Andres Serrano kennt sich aus mit Provokation. Mit seiner Fotografie "Piss Christ" – einem in Urin eingelegten Kruzifix – fand sich der Künstler Ende der 80er-Jahre im Zentrum der amerikanischen "Culture Wars" wieder. Mit seinem neuesten Projekt dürfte er jedoch eher die nach links geneigte Kunstszene als eine konservative Elite provozieren. Für seine Ausstellung "The Game. All Things Trump" im Meatpacking-District in New York zeigt Serrano ausschließlich Memorabilia von Donald Trump, die er auf Ebay ersteigert hat. Darunter sind Krawatten, das Unternehmer-Parfum "Success" und ein Hochzeitstörtchen von 2005. Was das soll? Wir haben Andres Serrano gefragt
Andres Serrano, ich habe gelesen, dass Sie um die 200.000 Dollar für Trump-Souvenirs ausgegeben haben. Wie kamen Sie auf die Idee?

- AUFGABENSTELLUNG -
Beantworte diese Fragen zum Text über Andres Serrano oben:
1. Mit welcher Fotografie geriet Serrano Ende der 80er-Jahre ins Zentrum der amerikanischen „Culture Wars“?
2. In welchem New Yorker Viertel zeigt er „The Game. All Things Trump“?
3. Wie viel Geld soll Serrano laut der Interviewfrage für Trump-Souvenirs ausgegeben haben?

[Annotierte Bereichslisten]
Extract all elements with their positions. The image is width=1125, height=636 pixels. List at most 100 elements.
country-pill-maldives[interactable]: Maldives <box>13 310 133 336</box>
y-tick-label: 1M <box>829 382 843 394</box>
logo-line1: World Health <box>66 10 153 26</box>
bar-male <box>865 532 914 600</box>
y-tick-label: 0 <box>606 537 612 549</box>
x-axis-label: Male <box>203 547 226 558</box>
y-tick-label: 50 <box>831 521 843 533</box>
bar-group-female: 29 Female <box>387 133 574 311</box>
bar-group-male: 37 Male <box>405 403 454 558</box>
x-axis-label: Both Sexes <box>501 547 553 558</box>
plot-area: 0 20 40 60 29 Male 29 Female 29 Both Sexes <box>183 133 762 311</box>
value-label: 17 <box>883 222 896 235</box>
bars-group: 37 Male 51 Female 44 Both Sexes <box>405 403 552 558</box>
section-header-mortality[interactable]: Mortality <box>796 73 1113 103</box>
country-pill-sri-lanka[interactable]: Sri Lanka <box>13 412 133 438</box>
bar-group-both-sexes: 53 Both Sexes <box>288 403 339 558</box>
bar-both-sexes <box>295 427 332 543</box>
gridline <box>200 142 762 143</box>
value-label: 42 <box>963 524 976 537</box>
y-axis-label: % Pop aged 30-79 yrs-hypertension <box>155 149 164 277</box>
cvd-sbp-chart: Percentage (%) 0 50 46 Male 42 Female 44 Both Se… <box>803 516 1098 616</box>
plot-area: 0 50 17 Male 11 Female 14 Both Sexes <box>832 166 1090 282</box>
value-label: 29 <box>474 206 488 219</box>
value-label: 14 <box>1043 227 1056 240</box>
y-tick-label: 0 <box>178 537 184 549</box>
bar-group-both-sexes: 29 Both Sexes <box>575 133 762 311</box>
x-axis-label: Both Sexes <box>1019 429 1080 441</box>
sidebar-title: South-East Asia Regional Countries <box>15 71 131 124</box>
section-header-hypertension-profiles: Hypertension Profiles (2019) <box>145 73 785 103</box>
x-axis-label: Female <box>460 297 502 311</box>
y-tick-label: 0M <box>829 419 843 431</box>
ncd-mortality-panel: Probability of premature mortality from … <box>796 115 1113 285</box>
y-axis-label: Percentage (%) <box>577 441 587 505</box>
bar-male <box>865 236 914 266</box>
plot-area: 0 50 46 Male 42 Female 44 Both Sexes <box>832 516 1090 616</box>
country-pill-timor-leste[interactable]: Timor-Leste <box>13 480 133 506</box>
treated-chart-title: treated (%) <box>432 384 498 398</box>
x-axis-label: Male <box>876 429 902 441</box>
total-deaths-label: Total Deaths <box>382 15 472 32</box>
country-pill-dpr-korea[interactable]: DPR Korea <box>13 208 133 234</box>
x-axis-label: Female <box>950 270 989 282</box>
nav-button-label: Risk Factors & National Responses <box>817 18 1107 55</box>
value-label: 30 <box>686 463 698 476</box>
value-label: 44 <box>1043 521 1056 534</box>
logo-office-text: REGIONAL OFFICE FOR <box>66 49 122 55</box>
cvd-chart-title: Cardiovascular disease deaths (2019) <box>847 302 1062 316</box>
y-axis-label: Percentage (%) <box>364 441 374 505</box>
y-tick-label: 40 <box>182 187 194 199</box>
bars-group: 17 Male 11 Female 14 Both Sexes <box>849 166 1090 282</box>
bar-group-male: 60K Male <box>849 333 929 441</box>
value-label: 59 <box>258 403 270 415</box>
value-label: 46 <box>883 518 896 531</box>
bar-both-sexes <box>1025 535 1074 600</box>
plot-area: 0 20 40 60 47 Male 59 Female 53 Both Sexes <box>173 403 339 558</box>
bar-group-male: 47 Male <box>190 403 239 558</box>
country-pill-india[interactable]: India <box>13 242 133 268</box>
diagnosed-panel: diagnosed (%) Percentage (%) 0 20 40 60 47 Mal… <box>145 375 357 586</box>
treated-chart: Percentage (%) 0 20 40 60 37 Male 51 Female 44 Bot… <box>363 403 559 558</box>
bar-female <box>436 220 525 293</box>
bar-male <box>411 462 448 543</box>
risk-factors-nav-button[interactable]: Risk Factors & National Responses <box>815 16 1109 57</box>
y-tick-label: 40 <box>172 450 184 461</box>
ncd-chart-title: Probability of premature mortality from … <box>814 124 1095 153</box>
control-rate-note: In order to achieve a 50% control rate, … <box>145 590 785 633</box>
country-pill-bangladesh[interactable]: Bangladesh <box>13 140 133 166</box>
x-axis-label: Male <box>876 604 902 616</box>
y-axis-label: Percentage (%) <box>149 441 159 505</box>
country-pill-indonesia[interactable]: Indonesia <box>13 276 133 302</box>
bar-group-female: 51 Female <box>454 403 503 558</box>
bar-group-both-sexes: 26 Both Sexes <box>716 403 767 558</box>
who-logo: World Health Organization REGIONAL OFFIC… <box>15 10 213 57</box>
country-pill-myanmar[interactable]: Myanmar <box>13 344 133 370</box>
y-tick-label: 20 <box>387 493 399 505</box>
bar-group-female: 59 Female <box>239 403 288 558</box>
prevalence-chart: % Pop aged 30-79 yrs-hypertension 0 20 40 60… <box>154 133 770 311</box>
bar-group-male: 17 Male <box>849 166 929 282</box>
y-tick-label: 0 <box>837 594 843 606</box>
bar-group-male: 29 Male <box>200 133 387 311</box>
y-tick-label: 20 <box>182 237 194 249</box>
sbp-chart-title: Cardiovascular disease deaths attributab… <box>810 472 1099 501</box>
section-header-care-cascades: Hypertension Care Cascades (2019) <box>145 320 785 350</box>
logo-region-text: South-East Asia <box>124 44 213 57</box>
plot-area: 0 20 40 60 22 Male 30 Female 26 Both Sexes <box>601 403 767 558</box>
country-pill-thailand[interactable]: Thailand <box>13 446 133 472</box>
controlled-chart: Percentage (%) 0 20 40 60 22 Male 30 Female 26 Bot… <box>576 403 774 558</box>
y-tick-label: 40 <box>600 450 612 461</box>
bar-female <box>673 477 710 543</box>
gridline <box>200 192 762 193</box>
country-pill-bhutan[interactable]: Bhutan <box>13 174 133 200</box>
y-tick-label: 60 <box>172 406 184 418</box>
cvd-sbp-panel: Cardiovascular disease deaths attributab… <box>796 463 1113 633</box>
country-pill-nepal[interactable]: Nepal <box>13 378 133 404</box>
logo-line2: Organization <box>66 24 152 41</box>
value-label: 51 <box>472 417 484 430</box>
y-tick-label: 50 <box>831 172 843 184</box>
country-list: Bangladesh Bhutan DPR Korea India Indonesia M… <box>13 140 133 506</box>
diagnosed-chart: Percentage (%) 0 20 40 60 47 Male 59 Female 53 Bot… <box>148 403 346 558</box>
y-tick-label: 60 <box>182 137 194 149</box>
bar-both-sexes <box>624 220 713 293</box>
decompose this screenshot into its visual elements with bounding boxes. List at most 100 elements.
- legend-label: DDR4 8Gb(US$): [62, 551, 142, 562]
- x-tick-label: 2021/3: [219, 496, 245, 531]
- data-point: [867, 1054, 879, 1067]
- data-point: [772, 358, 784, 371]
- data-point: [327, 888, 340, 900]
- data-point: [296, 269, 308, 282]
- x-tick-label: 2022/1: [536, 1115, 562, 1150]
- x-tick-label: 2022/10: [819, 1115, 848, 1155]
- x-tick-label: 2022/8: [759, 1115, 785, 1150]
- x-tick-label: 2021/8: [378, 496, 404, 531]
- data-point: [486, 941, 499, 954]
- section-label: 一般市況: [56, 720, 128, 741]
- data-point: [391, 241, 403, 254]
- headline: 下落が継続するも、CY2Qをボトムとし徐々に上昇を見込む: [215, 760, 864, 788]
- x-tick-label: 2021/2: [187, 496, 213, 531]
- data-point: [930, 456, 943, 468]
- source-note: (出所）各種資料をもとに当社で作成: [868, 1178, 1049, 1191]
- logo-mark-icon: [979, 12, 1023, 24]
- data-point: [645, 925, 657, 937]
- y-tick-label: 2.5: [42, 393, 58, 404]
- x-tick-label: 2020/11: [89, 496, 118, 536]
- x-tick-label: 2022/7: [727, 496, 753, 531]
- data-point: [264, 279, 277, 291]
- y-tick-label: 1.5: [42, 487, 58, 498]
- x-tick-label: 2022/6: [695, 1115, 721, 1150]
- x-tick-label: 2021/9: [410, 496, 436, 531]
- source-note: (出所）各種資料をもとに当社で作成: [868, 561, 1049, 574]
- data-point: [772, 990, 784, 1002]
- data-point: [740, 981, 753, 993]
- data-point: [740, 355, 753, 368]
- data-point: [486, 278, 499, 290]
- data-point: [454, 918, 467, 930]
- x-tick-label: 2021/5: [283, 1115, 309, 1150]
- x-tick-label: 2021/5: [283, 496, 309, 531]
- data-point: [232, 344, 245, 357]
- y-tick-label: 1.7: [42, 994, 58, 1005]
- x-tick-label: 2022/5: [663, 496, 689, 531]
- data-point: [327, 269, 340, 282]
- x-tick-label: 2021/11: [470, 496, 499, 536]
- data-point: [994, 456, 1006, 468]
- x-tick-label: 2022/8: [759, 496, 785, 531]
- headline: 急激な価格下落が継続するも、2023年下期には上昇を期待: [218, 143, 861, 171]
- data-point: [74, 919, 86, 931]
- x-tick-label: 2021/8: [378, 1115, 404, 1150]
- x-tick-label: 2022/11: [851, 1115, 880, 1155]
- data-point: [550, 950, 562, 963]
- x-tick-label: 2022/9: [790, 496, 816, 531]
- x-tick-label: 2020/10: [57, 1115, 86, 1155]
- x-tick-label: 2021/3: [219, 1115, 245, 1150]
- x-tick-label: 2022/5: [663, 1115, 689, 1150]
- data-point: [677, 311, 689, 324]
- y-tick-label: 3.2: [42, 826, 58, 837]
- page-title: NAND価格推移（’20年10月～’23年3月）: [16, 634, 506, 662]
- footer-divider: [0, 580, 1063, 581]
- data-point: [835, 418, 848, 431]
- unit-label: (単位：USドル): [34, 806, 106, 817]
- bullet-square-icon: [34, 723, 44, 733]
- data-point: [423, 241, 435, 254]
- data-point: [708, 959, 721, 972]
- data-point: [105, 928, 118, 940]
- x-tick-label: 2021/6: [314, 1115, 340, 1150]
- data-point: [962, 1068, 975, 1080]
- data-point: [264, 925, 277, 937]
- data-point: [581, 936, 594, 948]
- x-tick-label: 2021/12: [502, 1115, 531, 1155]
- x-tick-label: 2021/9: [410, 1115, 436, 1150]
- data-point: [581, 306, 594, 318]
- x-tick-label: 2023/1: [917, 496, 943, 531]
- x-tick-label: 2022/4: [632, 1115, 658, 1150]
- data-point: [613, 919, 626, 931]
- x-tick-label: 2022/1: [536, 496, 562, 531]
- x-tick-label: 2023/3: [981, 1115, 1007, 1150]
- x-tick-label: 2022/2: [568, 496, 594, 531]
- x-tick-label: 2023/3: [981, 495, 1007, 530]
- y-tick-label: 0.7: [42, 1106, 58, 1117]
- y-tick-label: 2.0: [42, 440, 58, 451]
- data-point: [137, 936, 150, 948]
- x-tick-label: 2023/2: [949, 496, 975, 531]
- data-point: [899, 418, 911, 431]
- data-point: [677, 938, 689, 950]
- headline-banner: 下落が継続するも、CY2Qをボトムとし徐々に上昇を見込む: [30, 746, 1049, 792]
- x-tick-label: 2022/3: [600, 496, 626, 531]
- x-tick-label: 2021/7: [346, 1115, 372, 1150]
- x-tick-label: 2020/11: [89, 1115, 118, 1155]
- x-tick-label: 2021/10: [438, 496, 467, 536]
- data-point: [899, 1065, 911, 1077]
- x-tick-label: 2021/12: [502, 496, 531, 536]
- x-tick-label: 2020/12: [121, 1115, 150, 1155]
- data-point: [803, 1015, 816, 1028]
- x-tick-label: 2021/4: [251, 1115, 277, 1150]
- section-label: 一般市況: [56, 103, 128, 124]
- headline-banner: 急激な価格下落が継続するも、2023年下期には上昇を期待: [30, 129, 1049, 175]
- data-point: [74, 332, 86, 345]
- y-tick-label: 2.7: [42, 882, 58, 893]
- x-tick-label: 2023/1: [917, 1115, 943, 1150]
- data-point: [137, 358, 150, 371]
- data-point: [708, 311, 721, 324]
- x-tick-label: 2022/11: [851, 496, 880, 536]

- RICHTIGE ANTWORT -
1. „Piss Christ“
2. Im Meatpacking-District
3. Um die 200.000 Dollar